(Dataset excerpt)
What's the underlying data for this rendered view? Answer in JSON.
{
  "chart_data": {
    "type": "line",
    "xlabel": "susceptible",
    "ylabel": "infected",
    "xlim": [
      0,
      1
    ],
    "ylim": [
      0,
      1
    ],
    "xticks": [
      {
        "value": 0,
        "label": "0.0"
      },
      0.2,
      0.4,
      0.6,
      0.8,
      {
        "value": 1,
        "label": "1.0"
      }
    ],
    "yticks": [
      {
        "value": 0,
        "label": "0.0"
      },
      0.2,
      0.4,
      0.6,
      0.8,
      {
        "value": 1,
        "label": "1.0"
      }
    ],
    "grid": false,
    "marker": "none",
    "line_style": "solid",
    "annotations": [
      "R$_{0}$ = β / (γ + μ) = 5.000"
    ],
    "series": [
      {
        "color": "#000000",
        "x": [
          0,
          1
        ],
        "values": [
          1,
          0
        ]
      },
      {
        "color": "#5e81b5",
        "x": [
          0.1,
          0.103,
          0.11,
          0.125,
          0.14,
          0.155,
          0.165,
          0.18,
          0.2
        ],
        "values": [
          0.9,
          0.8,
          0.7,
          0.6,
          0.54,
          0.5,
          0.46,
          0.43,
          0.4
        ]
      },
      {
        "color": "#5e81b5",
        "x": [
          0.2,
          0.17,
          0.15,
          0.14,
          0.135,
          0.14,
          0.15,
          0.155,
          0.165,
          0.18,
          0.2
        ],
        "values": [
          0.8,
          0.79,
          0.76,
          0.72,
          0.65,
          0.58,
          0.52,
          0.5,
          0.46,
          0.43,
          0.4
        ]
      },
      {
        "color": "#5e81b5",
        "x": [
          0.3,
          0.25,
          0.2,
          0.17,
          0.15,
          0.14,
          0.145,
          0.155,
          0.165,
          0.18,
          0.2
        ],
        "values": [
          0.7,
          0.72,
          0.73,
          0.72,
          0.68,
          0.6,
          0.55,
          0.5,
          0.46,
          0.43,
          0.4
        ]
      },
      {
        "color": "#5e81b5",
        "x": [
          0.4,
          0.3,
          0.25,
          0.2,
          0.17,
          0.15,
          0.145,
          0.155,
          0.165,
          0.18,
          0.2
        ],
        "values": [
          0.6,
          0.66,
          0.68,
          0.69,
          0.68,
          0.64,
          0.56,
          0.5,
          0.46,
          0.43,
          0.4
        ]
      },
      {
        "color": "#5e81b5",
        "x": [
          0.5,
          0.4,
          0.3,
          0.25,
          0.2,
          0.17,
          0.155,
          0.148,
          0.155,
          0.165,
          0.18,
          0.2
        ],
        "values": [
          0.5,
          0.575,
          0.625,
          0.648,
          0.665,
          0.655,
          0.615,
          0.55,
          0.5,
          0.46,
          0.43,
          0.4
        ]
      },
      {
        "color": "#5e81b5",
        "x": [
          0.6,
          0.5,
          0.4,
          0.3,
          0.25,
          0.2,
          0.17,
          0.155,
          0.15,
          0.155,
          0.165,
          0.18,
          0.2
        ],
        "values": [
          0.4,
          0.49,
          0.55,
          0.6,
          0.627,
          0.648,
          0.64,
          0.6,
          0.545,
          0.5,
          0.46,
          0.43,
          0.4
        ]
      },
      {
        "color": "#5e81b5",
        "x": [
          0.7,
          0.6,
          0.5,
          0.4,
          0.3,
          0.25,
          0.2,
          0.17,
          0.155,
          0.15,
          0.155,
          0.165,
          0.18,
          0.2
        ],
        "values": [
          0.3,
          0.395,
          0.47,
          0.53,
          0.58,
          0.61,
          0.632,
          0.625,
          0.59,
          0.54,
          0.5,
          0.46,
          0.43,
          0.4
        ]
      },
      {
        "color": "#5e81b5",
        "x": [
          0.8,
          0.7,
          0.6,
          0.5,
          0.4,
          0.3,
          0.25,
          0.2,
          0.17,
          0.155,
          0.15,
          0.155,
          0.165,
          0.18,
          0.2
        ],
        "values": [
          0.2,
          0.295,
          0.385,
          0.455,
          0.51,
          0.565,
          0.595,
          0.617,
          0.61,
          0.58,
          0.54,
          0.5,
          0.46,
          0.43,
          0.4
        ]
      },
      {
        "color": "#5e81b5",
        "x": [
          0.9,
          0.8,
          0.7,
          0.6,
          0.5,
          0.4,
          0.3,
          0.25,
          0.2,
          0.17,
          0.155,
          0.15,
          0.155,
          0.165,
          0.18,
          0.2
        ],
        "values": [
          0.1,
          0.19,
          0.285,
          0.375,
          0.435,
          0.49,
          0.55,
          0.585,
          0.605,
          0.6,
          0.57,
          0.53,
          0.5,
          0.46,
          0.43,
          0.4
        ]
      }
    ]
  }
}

THE REQUEST:
In this exercise, repeat all entries exactly.

RESULT FOR THIS EXERCISE:
What's the underlying data for this rendered view? Answer in JSON.
{
  "chart_data": {
    "type": "line",
    "xlabel": "susceptible",
    "ylabel": "infected",
    "xlim": [
      0,
      1
    ],
    "ylim": [
      0,
      1
    ],
    "xticks": [
      {
        "value": 0,
        "label": "0.0"
      },
      0.2,
      0.4,
      0.6,
      0.8,
      {
        "value": 1,
        "label": "1.0"
      }
    ],
    "yticks": [
      {
        "value": 0,
        "label": "0.0"
      },
      0.2,
      0.4,
      0.6,
      0.8,
      {
        "value": 1,
        "label": "1.0"
      }
    ],
    "grid": false,
    "marker": "none",
    "line_style": "solid",
    "annotations": [
      "R$_{0}$ = β / (γ + μ) = 5.000"
    ],
    "series": [
      {
        "color": "#000000",
        "x": [
          0,
          1
        ],
        "values": [
          1,
          0
        ]
      },
      {
        "color": "#5e81b5",
        "x": [
          0.1,
          0.103,
          0.11,
          0.125,
          0.14,
          0.155,
          0.165,
          0.18,
          0.2
        ],
        "values": [
          0.9,
          0.8,
          0.7,
          0.6,
          0.54,
          0.5,
          0.46,
          0.43,
          0.4
        ]
      },
      {
        "color": "#5e81b5",
        "x": [
          0.2,
          0.17,
          0.15,
          0.14,
          0.135,
          0.14,
          0.15,
          0.155,
          0.165,
          0.18,
          0.2
        ],
        "values": [
          0.8,
          0.79,
          0.76,
          0.72,
          0.65,
          0.58,
          0.52,
          0.5,
          0.46,
          0.43,
          0.4
        ]
      },
      {
        "color": "#5e81b5",
        "x": [
          0.3,
          0.25,
          0.2,
          0.17,
          0.15,
          0.14,
          0.145,
          0.155,
          0.165,
          0.18,
          0.2
        ],
        "values": [
          0.7,
          0.72,
          0.73,
          0.72,
          0.68,
          0.6,
          0.55,
          0.5,
          0.46,
          0.43,
          0.4
        ]
      },
      {
        "color": "#5e81b5",
        "x": [
          0.4,
          0.3,
          0.25,
          0.2,
          0.17,
          0.15,
          0.145,
          0.155,
          0.165,
          0.18,
          0.2
        ],
        "values": [
          0.6,
          0.66,
          0.68,
          0.69,
          0.68,
          0.64,
          0.56,
          0.5,
          0.46,
          0.43,
          0.4
        ]
      },
      {
        "color": "#5e81b5",
        "x": [
          0.5,
          0.4,
          0.3,
          0.25,
          0.2,
          0.17,
          0.155,
          0.148,
          0.155,
          0.165,
          0.18,
          0.2
        ],
        "values": [
          0.5,
          0.575,
          0.625,
          0.648,
          0.665,
          0.655,
          0.615,
          0.55,
          0.5,
          0.46,
          0.43,
          0.4
        ]
      },
      {
        "color": "#5e81b5",
        "x": [
          0.6,
          0.5,
          0.4,
          0.3,
          0.25,
          0.2,
          0.17,
          0.155,
          0.15,
          0.155,
          0.165,
          0.18,
          0.2
        ],
        "values": [
          0.4,
          0.49,
          0.55,
          0.6,
          0.627,
          0.648,
          0.64,
          0.6,
          0.545,
          0.5,
          0.46,
          0.43,
          0.4
        ]
      },
      {
        "color": "#5e81b5",
        "x": [
          0.7,
          0.6,
          0.5,
          0.4,
          0.3,
          0.25,
          0.2,
          0.17,
          0.155,
          0.15,
          0.155,
          0.165,
          0.18,
          0.2
        ],
        "values": [
          0.3,
          0.395,
          0.47,
          0.53,
          0.58,
          0.61,
          0.632,
          0.625,
          0.59,
          0.54,
          0.5,
          0.46,
          0.43,
          0.4
        ]
      },
      {
        "color": "#5e81b5",
        "x": [
          0.8,
          0.7,
          0.6,
          0.5,
          0.4,
          0.3,
          0.25,
          0.2,
          0.17,
          0.155,
          0.15,
          0.155,
          0.165,
          0.18,
          0.2
        ],
        "values": [
          0.2,
          0.295,
          0.385,
          0.455,
          0.51,
          0.565,
          0.595,
          0.617,
          0.61,
          0.58,
          0.54,
          0.5,
          0.46,
          0.43,
          0.4
        ]
      },
      {
        "color": "#5e81b5",
        "x": [
          0.9,
          0.8,
          0.7,
          0.6,
          0.5,
          0.4,
          0.3,
          0.25,
          0.2,
          0.17,
          0.155,
          0.15,
          0.155,
          0.165,
          0.18,
          0.2
        ],
        "values": [
          0.1,
          0.19,
          0.285,
          0.375,
          0.435,
          0.49,
          0.55,
          0.585,
          0.605,
          0.6,
          0.57,
          0.53,
          0.5,
          0.46,
          0.43,
          0.4
        ]
      }
    ]
  }
}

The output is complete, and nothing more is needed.